# Given information
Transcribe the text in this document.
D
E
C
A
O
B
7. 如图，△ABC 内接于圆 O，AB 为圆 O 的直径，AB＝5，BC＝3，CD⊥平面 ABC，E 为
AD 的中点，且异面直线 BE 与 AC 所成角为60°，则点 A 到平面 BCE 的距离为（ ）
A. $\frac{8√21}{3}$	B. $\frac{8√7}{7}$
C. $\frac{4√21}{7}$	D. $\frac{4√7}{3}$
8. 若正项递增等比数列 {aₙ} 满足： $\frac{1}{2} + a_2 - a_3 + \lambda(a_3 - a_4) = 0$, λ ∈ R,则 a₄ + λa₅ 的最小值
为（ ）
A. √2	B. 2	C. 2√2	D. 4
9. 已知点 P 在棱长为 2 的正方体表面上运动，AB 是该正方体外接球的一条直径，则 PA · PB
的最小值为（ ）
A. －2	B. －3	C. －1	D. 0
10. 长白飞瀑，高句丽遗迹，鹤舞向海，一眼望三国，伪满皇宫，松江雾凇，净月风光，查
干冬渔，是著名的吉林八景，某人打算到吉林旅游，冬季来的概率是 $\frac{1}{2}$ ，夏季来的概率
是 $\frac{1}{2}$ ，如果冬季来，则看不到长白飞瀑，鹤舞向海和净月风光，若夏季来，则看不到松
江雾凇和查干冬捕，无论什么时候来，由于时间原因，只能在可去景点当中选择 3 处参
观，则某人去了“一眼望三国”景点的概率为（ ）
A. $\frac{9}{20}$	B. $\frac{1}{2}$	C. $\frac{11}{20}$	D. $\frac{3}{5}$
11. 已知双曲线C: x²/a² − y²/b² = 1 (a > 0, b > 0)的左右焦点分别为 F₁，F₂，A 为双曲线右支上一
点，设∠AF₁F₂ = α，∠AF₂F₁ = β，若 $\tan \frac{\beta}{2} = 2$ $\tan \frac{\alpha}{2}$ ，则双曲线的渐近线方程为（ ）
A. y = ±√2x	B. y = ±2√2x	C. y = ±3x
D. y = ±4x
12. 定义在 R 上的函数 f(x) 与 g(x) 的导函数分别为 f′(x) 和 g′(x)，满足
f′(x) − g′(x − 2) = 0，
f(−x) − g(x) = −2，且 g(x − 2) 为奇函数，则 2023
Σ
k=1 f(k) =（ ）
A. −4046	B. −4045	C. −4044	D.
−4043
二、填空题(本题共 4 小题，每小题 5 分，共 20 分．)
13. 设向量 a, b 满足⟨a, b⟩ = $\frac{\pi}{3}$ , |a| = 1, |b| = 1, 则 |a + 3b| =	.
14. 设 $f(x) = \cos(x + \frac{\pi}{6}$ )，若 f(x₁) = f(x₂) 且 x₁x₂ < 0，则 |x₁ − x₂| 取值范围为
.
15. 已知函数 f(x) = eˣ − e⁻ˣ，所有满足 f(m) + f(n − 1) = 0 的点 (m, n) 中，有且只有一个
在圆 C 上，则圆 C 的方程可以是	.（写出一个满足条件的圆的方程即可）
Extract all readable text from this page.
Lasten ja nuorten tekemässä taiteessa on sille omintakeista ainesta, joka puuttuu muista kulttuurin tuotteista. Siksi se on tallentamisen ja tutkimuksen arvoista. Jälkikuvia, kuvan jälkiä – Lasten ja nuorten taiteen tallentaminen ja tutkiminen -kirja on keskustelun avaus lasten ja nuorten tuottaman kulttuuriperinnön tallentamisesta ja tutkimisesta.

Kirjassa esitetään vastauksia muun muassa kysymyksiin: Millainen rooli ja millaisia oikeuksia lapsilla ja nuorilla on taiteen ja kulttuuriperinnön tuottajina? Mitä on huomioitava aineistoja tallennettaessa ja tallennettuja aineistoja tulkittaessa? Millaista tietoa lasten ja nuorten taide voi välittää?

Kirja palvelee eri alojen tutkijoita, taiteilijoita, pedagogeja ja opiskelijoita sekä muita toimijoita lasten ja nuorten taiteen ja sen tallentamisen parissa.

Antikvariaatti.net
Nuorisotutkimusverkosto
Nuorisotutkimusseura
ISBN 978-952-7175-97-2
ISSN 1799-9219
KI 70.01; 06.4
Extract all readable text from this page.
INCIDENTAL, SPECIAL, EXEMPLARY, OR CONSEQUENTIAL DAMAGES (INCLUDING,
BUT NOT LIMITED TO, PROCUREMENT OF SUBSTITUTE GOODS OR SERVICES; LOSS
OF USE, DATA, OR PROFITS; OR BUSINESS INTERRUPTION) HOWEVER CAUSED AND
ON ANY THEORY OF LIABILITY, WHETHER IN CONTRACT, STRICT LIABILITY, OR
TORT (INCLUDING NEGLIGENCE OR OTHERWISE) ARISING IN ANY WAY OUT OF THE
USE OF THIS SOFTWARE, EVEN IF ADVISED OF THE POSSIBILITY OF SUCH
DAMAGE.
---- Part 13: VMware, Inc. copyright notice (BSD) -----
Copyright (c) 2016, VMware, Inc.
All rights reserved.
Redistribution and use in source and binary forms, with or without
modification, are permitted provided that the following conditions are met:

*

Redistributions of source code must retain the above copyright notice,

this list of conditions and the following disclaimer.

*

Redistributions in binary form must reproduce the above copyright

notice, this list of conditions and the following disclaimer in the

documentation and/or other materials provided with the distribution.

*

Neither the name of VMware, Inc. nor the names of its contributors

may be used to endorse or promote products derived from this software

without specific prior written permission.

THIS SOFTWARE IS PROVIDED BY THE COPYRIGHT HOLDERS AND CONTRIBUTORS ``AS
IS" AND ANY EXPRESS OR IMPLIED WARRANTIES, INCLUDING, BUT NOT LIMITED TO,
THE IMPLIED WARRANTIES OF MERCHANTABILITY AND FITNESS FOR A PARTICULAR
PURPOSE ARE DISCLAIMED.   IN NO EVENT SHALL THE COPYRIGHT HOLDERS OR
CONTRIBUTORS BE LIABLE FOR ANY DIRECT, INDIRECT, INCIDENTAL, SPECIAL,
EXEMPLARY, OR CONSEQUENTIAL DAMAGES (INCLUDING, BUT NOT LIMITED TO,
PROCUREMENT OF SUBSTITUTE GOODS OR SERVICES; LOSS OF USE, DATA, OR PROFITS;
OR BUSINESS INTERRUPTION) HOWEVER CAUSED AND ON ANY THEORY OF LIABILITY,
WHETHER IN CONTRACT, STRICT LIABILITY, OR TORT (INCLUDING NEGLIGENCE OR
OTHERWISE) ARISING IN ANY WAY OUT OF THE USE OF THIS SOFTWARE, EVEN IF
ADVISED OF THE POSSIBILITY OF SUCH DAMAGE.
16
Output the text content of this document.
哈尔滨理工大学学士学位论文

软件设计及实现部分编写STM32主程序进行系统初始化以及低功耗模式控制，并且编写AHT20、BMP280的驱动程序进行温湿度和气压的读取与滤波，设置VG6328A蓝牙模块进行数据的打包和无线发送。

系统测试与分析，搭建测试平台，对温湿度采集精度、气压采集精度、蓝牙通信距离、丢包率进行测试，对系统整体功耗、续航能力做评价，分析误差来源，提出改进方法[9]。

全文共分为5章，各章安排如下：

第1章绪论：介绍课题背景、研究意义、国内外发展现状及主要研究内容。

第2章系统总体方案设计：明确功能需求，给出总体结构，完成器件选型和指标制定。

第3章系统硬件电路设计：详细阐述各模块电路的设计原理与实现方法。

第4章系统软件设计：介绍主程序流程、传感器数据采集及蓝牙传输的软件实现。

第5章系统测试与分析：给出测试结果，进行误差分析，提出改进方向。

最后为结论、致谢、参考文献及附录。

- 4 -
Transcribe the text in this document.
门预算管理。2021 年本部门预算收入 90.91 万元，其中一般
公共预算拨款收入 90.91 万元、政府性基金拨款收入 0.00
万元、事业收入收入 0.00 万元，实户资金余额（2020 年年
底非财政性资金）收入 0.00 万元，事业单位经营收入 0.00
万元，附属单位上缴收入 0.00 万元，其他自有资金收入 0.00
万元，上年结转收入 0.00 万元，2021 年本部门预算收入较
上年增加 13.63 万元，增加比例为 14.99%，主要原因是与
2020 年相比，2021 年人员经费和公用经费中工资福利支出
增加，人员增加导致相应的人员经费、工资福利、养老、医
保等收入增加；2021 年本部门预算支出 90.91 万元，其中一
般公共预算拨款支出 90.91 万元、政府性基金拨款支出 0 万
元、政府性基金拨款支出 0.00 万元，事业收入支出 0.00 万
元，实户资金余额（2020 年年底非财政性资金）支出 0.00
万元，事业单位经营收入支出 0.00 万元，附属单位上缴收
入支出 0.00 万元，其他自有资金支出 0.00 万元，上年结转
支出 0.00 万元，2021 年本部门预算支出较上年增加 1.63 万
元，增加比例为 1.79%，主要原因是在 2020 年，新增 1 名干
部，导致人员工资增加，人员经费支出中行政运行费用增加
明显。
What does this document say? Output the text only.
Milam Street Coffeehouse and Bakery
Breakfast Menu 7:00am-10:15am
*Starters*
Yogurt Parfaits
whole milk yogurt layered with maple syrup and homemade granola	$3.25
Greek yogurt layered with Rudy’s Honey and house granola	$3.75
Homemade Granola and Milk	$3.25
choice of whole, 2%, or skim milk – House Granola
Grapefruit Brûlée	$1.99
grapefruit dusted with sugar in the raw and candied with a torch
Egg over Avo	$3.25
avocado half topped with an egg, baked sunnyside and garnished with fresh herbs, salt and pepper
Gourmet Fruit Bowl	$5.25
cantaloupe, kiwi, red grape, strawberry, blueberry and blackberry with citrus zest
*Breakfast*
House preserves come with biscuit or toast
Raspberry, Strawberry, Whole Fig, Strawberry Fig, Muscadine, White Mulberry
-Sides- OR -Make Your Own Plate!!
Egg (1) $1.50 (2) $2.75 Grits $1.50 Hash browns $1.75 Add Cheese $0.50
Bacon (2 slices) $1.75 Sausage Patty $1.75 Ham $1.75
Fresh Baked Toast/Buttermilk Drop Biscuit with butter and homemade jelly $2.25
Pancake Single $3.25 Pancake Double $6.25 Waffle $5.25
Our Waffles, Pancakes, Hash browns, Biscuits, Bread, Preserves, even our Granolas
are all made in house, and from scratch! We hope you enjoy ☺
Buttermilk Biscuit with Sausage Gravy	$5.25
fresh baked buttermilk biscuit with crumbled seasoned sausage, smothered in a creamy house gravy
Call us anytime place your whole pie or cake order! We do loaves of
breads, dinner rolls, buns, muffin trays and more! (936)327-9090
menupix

# What to work on
Copy every line from the records above that contains the word "BUSINESS".

# Result of this task
OF USE, DATA, OR PROFITS; OR BUSINESS INTERRUPTION) HOWEVER CAUSED AND
OR BUSINESS INTERRUPTION) HOWEVER CAUSED AND ON ANY THEORY OF LIABILITY,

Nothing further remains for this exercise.